Source data.

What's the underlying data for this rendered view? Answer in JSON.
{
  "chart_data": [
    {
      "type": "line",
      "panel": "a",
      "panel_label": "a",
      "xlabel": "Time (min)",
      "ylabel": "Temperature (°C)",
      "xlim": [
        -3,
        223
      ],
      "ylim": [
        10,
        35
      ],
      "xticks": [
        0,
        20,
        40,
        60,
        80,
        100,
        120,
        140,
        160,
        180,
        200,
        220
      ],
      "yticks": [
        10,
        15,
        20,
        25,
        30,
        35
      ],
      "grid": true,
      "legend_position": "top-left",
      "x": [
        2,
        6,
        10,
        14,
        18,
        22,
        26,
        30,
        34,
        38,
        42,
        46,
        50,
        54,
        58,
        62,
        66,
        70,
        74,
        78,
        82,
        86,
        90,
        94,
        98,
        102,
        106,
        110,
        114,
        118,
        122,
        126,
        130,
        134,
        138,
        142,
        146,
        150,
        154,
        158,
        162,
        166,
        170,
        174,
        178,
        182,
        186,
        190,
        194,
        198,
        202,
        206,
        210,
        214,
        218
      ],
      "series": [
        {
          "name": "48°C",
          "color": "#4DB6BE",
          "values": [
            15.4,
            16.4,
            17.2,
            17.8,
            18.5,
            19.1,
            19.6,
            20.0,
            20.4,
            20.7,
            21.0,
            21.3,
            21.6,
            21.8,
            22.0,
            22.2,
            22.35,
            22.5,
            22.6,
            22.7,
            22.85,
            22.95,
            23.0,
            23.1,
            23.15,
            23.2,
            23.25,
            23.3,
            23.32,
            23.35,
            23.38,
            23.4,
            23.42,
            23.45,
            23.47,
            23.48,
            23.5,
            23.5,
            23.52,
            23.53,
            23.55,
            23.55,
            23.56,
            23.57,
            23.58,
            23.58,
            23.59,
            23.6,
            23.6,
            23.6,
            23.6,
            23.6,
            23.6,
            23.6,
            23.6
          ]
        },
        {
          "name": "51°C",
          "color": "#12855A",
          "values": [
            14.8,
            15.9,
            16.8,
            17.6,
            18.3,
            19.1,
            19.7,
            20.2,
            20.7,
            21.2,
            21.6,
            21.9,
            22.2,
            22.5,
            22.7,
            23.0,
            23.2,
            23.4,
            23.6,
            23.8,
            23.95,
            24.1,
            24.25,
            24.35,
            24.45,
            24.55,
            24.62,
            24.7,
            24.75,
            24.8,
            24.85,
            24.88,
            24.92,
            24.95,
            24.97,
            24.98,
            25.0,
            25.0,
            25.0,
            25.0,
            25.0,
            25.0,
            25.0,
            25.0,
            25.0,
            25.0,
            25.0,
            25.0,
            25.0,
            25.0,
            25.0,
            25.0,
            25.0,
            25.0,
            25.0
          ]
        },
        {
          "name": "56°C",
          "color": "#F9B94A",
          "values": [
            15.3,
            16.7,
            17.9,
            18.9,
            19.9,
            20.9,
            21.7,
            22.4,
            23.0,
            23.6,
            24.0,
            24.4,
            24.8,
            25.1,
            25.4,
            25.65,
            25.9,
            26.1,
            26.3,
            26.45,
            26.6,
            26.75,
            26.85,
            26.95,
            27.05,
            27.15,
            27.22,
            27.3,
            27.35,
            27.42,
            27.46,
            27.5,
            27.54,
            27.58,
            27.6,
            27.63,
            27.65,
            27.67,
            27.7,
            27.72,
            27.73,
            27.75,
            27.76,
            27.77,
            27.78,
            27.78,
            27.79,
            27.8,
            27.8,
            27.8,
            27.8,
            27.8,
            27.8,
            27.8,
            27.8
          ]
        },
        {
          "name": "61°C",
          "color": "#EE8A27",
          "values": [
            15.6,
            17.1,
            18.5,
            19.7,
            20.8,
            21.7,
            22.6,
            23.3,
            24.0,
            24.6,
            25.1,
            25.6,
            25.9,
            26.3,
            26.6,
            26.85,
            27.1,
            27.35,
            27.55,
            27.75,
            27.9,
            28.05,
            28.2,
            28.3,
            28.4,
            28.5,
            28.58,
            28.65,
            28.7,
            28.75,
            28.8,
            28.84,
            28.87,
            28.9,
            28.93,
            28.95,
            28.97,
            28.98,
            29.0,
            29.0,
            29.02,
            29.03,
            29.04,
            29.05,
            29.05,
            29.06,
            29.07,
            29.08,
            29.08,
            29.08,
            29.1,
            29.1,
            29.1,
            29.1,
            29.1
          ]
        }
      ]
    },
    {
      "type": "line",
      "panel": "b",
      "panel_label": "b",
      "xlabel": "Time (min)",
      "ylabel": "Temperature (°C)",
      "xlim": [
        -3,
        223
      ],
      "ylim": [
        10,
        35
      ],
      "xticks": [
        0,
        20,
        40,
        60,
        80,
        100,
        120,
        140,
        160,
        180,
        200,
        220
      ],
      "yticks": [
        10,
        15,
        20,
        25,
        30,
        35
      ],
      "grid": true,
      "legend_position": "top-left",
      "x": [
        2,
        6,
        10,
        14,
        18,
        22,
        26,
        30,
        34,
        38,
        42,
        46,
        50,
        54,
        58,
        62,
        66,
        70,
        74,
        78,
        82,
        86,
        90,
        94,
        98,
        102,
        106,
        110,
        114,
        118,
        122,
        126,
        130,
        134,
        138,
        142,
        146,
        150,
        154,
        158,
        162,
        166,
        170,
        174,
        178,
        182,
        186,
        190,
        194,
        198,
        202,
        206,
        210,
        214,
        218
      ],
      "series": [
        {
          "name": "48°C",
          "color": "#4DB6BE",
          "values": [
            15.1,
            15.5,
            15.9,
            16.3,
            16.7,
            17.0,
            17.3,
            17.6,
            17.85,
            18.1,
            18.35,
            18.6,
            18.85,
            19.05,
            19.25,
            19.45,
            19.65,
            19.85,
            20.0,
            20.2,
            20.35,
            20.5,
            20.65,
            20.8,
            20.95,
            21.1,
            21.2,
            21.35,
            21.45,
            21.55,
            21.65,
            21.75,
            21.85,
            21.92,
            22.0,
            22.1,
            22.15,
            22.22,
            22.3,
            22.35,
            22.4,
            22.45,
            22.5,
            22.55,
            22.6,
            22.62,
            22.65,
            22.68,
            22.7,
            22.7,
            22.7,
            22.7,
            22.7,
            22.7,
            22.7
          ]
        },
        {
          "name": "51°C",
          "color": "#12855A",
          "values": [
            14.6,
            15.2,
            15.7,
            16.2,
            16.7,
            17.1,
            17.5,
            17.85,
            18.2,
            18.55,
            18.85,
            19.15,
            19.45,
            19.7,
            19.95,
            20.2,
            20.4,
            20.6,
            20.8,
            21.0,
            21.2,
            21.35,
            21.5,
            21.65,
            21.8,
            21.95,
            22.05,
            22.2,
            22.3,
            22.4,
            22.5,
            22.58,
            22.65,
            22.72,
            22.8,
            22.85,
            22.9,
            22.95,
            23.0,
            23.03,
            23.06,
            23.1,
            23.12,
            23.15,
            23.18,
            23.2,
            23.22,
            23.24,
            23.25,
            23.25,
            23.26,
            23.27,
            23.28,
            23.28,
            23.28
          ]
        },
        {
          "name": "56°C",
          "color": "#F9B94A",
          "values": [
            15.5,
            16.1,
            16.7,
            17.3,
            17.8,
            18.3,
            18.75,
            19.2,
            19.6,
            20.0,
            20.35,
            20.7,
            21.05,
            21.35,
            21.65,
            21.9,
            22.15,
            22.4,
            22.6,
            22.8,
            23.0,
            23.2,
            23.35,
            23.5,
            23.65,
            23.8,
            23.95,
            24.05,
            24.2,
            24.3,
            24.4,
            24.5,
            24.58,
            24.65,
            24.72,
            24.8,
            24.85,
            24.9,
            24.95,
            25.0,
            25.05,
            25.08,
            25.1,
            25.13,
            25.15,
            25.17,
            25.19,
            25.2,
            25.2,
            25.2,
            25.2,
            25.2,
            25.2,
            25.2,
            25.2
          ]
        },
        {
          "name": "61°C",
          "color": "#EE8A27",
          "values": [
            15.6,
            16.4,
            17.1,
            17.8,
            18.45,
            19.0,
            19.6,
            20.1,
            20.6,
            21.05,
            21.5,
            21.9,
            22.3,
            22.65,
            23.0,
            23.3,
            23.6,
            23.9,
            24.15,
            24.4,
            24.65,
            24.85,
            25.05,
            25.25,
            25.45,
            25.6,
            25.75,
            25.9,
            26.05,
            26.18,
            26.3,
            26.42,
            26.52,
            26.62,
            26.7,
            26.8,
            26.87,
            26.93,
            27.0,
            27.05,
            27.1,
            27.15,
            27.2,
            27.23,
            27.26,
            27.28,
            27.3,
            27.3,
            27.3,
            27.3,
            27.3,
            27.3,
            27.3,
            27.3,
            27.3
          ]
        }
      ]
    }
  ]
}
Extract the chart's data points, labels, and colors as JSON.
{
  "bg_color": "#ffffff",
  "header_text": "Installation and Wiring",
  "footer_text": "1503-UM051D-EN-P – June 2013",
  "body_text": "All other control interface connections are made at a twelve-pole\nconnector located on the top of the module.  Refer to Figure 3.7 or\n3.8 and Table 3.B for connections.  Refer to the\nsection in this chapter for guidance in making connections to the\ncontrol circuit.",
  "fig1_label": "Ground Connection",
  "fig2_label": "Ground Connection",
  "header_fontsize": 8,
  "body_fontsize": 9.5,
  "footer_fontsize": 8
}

The request.
Locate the string "this" in the listing above and copy every line where it occurs.

Reply to the exercise.
What's the underlying data for this rendered view? Answer in JSON.
  "body_text": "All other control interface connections are made at a twelve-pole\nconnector located on the top of the module.  Refer to Figure 3.7 or\n3.8 and Table 3.B for connections.  Refer to the\nsection in this chapter for guidance in making connections to the\ncontrol circuit.",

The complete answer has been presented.